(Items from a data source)
[START]
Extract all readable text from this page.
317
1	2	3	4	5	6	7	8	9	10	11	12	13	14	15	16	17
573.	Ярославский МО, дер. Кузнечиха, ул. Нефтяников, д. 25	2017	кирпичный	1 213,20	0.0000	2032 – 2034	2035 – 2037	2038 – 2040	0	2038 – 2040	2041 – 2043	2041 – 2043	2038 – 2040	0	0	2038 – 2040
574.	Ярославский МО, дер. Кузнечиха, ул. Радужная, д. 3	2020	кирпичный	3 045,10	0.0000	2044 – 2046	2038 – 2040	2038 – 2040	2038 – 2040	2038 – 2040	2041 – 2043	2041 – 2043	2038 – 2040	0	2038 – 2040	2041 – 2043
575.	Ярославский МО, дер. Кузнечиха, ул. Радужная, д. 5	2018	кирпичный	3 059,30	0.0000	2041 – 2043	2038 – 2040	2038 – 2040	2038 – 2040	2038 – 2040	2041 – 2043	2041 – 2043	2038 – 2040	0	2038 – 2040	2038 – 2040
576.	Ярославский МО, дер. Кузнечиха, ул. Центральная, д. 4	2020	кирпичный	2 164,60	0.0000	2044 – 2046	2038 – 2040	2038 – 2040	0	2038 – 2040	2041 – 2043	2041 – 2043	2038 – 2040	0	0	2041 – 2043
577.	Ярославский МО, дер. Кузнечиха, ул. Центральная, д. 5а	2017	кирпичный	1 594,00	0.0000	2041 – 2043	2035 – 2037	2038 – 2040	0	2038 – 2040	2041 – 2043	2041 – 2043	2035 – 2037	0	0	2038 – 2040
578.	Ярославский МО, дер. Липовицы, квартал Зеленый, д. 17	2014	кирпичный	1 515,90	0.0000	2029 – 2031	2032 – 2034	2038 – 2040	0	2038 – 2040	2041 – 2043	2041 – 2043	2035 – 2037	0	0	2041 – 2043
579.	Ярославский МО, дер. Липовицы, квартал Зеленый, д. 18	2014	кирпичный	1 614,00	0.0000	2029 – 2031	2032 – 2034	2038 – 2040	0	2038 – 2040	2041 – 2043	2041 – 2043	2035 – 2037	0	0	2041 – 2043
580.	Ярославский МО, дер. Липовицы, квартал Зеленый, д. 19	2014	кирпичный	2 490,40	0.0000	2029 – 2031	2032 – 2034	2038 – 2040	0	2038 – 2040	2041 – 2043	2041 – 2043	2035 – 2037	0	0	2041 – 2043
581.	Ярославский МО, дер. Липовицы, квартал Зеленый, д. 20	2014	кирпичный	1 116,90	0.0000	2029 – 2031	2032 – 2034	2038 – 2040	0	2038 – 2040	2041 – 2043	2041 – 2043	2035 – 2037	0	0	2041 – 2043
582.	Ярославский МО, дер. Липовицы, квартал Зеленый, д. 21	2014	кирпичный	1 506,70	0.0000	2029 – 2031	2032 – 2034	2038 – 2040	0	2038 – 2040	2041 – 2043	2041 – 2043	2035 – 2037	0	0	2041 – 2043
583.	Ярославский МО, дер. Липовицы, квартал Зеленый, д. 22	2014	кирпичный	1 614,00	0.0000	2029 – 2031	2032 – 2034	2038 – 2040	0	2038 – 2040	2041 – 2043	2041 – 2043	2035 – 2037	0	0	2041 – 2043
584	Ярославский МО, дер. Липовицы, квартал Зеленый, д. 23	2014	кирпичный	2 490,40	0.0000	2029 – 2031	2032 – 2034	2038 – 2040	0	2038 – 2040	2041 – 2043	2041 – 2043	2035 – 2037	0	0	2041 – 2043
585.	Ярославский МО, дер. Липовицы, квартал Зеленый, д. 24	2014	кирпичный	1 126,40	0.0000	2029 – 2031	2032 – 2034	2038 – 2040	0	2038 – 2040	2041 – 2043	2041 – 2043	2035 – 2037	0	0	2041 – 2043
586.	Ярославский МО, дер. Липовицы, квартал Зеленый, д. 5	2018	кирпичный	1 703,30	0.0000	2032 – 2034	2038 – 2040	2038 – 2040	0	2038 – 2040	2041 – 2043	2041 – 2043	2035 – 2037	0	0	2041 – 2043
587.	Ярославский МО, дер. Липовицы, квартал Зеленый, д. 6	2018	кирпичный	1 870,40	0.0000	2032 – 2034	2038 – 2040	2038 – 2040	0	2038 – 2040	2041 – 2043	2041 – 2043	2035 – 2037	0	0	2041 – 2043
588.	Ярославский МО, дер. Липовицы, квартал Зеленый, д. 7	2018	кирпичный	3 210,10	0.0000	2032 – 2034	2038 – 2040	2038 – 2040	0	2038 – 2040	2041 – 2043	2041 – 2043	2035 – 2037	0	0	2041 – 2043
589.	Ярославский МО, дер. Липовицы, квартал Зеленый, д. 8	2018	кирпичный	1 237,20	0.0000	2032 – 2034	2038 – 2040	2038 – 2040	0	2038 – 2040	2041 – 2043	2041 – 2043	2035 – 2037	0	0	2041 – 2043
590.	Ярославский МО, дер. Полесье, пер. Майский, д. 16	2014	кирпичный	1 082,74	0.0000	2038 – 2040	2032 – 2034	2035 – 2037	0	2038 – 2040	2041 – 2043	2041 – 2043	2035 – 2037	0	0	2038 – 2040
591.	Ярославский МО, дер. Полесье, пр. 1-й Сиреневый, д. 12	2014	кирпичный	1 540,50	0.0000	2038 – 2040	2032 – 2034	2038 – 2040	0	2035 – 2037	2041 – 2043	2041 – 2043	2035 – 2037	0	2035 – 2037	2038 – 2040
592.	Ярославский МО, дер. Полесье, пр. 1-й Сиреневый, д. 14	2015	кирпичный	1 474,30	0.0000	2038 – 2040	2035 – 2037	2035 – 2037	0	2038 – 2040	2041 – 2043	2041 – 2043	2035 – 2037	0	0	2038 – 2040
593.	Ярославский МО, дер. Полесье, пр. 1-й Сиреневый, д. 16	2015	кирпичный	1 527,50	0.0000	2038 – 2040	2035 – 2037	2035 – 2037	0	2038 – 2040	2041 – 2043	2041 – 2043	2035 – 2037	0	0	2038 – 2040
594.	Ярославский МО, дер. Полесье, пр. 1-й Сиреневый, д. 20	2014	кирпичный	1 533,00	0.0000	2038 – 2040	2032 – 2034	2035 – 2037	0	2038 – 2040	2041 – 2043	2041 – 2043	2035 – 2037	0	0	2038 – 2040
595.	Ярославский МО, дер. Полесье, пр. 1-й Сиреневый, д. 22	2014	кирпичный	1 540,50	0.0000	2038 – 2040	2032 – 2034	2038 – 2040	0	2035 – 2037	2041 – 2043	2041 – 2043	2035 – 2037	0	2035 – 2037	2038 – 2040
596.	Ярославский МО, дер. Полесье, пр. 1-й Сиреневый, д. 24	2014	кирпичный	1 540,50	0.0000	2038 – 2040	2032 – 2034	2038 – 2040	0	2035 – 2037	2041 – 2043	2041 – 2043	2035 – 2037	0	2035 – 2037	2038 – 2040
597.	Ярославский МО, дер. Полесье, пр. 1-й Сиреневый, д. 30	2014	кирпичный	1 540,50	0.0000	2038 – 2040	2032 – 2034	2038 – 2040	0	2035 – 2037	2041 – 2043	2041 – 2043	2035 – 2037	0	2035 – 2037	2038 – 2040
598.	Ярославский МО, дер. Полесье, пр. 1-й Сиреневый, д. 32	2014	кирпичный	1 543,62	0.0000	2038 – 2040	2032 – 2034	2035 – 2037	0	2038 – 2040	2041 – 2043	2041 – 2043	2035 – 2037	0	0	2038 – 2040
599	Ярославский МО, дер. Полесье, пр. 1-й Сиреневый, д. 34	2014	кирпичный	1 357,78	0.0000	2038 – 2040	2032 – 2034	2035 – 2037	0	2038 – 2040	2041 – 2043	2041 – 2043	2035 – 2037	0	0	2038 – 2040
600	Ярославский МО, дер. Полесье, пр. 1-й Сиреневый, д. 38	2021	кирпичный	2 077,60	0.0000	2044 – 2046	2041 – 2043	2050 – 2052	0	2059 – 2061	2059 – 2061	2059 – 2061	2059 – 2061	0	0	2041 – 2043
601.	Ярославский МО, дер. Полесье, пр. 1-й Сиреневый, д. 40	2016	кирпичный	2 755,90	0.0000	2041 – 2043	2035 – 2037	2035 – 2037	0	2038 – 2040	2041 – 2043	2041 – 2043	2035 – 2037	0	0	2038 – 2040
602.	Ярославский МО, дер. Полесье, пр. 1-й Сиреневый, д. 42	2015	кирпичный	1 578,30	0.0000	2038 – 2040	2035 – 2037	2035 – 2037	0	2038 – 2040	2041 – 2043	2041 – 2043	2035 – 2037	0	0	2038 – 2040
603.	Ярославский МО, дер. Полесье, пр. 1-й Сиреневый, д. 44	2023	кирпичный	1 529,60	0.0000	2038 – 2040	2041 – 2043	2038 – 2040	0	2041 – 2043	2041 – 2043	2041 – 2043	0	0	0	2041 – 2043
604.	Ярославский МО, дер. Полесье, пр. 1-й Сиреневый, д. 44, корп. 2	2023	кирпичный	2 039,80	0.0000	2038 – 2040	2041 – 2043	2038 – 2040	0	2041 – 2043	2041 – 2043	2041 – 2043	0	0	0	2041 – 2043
[END]
» EXERCISE GOAL: Identify every line where the string "Центральная" appears.

» ANSWER TO THE EXERCISE:
576.	Ярославский МО, дер. Кузнечиха, ул. Центральная, д. 4	2020	кирпичный	2 164,60	0.0000	2044 – 2046	2038 – 2040	2038 – 2040	0	2038 – 2040	2041 – 2043	2041 – 2043	2038 – 2040	0	0	2041 – 2043
577.	Ярославский МО, дер. Кузнечиха, ул. Центральная, д. 5а	2017	кирпичный	1 594,00	0.0000	2041 – 2043	2035 – 2037	2038 – 2040	0	2038 – 2040	2041 – 2043	2041 – 2043	2035 – 2037	0	0	2038 – 2040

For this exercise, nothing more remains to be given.